**Exercise:** Revise everything from the row containing "Patent image size: (943, 487)." down to the row containing "The mounting plate 16 is at (303, 298).", putting "diagrammatically" in place of "schematically" and leaving the rest unchanged.

--- START OF Rows ---

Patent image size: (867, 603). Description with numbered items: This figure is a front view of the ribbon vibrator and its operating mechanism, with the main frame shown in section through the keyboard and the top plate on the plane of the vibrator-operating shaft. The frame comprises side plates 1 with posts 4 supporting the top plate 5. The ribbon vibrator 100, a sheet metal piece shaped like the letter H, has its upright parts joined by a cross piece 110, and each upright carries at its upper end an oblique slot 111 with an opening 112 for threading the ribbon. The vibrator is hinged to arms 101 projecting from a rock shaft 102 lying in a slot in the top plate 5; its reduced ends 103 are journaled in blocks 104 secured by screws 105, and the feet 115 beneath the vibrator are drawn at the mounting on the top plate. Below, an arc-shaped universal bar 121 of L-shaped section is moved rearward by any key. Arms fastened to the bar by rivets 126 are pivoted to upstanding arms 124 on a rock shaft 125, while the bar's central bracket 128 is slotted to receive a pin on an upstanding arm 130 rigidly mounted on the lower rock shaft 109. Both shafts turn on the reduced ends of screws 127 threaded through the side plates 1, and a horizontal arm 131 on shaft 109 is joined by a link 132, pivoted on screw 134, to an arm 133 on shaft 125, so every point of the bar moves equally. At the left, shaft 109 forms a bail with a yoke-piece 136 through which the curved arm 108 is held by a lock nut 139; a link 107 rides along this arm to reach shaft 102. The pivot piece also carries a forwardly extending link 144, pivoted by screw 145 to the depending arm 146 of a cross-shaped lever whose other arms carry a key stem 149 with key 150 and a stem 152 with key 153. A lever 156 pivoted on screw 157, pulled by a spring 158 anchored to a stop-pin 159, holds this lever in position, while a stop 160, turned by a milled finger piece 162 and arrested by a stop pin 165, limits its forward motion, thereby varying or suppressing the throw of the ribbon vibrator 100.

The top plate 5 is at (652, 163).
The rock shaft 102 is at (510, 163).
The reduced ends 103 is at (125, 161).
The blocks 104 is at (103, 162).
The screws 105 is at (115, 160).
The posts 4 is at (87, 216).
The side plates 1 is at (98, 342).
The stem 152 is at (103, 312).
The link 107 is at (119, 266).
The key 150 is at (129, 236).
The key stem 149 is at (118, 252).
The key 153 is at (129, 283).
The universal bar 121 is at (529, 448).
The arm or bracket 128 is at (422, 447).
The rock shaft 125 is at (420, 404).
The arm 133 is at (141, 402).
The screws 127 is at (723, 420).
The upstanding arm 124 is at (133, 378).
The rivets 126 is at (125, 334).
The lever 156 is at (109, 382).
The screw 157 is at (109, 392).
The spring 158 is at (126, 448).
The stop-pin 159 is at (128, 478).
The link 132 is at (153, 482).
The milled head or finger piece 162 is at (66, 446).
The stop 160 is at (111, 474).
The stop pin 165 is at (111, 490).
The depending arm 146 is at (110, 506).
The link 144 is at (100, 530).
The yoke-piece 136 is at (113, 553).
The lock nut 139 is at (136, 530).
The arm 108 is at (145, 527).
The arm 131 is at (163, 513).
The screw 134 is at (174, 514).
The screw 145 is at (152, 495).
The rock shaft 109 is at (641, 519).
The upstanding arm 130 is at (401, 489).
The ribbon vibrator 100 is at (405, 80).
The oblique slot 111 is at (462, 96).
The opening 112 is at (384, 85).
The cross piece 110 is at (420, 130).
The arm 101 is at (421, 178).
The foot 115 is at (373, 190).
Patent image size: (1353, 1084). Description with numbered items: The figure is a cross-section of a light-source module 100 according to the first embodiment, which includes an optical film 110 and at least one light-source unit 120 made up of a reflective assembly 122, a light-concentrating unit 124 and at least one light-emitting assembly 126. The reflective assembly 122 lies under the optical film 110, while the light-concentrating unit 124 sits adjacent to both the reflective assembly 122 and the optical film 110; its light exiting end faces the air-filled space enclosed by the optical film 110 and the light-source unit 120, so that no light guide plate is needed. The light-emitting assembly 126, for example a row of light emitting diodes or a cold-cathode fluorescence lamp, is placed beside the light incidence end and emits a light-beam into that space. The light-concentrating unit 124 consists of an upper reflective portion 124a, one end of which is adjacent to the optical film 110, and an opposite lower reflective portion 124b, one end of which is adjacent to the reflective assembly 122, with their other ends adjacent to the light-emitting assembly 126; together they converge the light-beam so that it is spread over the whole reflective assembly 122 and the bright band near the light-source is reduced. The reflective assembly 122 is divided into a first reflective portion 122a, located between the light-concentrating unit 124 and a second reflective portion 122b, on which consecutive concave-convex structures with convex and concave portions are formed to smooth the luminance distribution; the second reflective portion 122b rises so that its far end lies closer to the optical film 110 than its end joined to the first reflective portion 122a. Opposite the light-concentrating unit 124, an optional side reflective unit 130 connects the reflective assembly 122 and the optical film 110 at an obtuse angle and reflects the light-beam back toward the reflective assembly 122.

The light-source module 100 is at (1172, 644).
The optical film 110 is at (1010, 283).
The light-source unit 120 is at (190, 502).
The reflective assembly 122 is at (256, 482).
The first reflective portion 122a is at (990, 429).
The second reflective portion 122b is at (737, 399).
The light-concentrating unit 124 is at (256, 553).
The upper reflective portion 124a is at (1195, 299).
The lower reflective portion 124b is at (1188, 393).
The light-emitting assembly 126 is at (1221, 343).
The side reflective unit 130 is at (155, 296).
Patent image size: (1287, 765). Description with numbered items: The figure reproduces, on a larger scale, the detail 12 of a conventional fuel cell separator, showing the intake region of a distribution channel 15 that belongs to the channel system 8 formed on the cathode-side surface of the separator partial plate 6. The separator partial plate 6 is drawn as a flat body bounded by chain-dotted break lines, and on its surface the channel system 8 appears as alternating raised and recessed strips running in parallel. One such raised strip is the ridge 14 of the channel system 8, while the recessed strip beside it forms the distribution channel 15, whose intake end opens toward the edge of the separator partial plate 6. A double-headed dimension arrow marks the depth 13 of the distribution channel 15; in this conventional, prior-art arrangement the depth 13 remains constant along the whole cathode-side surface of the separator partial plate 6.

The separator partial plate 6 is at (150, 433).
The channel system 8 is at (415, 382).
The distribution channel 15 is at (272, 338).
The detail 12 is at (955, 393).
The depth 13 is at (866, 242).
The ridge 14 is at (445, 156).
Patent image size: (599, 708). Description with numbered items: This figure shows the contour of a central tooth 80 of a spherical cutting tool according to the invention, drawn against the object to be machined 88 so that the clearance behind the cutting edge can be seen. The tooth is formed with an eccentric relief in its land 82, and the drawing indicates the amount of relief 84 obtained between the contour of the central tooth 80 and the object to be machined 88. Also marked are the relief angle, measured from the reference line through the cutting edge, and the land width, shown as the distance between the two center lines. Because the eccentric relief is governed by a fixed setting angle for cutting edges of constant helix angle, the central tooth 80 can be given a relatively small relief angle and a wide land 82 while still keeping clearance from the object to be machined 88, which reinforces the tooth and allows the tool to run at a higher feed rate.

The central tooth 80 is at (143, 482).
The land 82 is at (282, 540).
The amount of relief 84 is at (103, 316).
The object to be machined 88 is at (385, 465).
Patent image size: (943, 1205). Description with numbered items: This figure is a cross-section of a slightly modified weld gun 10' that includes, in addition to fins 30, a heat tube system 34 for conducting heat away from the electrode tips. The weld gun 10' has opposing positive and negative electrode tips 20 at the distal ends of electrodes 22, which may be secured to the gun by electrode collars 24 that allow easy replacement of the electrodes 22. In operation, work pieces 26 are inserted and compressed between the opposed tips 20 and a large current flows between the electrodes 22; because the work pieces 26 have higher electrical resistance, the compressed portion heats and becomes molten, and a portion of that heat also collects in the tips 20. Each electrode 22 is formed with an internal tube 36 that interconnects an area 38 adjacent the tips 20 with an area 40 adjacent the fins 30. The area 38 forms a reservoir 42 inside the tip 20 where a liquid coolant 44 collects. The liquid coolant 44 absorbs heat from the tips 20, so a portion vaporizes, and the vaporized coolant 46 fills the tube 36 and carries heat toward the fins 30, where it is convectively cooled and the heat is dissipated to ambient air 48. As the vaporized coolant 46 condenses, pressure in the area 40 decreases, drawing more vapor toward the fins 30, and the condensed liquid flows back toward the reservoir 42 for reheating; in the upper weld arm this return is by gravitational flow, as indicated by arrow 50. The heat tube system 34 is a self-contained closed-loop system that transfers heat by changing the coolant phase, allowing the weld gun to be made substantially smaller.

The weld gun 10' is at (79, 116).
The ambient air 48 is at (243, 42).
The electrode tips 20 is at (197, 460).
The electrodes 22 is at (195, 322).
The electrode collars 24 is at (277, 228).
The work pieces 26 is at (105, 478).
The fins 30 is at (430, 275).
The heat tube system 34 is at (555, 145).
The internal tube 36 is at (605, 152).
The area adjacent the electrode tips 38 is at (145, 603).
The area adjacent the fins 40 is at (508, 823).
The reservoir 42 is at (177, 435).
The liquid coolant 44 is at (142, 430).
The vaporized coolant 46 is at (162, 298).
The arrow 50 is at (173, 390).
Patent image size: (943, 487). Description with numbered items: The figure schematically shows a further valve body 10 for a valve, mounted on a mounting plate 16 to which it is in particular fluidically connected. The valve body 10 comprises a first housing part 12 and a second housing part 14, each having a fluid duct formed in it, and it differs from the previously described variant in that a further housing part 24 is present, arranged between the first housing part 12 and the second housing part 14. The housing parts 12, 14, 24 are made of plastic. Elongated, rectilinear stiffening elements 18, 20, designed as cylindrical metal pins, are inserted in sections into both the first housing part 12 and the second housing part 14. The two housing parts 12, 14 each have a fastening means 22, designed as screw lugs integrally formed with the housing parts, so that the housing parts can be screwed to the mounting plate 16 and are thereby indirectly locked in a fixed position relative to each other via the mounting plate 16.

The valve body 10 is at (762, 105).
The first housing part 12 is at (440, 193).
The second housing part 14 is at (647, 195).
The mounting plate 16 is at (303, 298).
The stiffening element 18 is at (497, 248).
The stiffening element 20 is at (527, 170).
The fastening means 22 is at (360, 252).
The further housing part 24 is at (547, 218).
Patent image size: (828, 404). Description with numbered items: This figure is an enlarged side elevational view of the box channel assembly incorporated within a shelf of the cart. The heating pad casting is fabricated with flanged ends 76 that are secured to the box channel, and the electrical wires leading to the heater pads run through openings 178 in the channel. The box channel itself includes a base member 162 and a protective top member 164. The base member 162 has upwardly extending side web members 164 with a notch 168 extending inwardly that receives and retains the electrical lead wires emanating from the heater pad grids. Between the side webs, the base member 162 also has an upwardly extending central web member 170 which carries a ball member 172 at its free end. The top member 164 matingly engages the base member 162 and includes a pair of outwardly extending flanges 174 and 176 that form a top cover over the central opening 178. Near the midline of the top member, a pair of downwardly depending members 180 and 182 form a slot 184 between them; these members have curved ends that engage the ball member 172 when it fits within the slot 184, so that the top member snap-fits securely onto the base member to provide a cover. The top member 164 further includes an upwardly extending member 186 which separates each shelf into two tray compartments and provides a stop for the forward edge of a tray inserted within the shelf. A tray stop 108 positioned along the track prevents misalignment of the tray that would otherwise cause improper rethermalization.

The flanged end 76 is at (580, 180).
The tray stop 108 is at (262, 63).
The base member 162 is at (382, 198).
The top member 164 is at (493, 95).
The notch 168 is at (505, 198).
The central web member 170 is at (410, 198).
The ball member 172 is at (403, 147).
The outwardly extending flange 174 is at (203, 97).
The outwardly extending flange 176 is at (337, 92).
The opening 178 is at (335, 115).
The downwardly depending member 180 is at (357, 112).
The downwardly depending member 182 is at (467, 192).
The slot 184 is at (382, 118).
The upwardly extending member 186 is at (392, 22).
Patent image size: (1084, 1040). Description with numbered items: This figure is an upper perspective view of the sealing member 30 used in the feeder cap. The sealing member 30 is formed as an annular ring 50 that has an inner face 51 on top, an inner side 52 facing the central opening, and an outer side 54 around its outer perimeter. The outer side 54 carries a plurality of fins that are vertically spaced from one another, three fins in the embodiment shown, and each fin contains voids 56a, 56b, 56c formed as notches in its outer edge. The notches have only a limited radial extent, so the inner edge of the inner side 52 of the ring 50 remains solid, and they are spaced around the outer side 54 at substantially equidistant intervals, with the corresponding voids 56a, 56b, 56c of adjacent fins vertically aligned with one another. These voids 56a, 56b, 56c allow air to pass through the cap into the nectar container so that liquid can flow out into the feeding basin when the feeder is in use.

--- END OF Rows ---

**Solution for this exercise:**
Patent image size: (943, 487). Description with numbered items: The figure diagrammatically shows a further valve body 10 for a valve, mounted on a mounting plate 16 to which it is in particular fluidically connected. The valve body 10 comprises a first housing part 12 and a second housing part 14, each having a fluid duct formed in it, and it differs from the previously described variant in that a further housing part 24 is present, arranged between the first housing part 12 and the second housing part 14. The housing parts 12, 14, 24 are made of plastic. Elongated, rectilinear stiffening elements 18, 20, designed as cylindrical metal pins, are inserted in sections into both the first housing part 12 and the second housing part 14. The two housing parts 12, 14 each have a fastening means 22, designed as screw lugs integrally formed with the housing parts, so that the housing parts can be screwed to the mounting plate 16 and are thereby indirectly locked in a fixed position relative to each other via the mounting plate 16.

The valve body 10 is at (762, 105).
The first housing part 12 is at (440, 193).
The second housing part 14 is at (647, 195).
The mounting plate 16 is at (303, 298).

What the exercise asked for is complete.